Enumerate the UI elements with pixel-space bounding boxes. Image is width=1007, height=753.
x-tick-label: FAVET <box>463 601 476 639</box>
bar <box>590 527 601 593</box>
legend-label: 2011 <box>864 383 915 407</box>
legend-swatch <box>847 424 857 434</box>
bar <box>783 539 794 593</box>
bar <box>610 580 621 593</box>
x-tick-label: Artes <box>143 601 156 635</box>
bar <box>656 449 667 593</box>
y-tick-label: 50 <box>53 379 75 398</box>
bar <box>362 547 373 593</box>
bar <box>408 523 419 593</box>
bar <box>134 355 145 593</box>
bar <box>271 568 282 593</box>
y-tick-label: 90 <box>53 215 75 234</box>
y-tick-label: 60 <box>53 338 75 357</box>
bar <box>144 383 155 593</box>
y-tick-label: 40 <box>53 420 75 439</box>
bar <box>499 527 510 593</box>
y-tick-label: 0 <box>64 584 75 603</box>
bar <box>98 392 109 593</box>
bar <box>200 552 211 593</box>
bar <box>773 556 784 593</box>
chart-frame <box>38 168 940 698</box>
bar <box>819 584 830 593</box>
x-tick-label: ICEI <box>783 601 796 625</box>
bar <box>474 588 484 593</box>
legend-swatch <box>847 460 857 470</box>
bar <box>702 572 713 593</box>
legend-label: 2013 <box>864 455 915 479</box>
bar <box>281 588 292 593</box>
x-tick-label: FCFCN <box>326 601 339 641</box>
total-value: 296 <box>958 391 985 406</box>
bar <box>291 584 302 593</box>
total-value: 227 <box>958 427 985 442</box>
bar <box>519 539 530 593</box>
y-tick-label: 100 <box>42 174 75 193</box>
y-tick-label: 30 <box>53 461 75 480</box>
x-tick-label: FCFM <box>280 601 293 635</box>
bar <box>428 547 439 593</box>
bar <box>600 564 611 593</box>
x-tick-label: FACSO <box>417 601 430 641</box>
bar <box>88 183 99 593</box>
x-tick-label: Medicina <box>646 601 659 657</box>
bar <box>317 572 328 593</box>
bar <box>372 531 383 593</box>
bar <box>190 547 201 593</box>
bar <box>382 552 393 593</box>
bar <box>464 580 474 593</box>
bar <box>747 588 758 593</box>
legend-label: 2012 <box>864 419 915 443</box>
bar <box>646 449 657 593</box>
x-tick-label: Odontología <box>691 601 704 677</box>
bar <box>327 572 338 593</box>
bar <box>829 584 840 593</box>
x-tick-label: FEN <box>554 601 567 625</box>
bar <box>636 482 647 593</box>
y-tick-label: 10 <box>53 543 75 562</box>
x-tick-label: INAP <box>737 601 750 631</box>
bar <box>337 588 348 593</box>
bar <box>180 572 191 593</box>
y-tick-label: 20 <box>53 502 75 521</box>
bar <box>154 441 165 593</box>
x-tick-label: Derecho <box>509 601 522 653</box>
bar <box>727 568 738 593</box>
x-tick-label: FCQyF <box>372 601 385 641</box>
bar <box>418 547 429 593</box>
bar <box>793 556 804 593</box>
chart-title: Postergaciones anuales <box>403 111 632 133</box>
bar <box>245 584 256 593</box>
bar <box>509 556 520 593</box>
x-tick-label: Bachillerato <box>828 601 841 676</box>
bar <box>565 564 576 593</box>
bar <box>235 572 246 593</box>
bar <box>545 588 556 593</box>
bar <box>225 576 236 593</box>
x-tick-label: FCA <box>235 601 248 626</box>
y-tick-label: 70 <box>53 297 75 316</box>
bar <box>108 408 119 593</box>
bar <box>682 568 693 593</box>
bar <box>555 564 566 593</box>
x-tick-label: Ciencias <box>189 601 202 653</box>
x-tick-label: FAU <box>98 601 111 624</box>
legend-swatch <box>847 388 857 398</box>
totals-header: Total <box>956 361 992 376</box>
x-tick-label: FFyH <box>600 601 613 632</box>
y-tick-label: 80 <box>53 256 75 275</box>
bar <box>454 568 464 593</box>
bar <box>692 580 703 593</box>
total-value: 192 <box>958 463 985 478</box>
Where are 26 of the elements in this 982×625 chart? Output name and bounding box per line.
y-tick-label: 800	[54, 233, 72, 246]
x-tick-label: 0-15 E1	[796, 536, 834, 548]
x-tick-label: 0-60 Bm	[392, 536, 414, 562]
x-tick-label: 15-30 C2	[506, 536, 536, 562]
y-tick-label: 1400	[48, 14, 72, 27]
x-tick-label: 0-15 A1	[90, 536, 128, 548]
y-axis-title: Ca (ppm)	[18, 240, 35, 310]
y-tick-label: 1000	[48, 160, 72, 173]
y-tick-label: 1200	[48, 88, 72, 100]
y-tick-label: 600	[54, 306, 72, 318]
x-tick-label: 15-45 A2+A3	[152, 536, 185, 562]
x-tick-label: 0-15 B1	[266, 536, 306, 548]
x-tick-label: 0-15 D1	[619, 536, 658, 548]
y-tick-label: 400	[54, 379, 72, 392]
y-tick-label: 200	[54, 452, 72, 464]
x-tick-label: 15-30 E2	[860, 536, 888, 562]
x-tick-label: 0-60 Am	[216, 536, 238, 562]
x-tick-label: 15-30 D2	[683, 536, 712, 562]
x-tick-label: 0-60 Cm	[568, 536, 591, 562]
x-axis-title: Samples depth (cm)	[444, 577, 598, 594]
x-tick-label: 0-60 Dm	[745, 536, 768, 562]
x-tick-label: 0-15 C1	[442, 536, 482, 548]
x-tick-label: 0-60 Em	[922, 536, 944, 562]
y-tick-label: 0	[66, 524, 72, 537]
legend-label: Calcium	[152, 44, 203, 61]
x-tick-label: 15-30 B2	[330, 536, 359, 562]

▶ _GIVEN INSTRUCTION_
Tally the lines in the entries above that contain the string "axis", and give only that number.

▶ _FULL OUTPUT_
2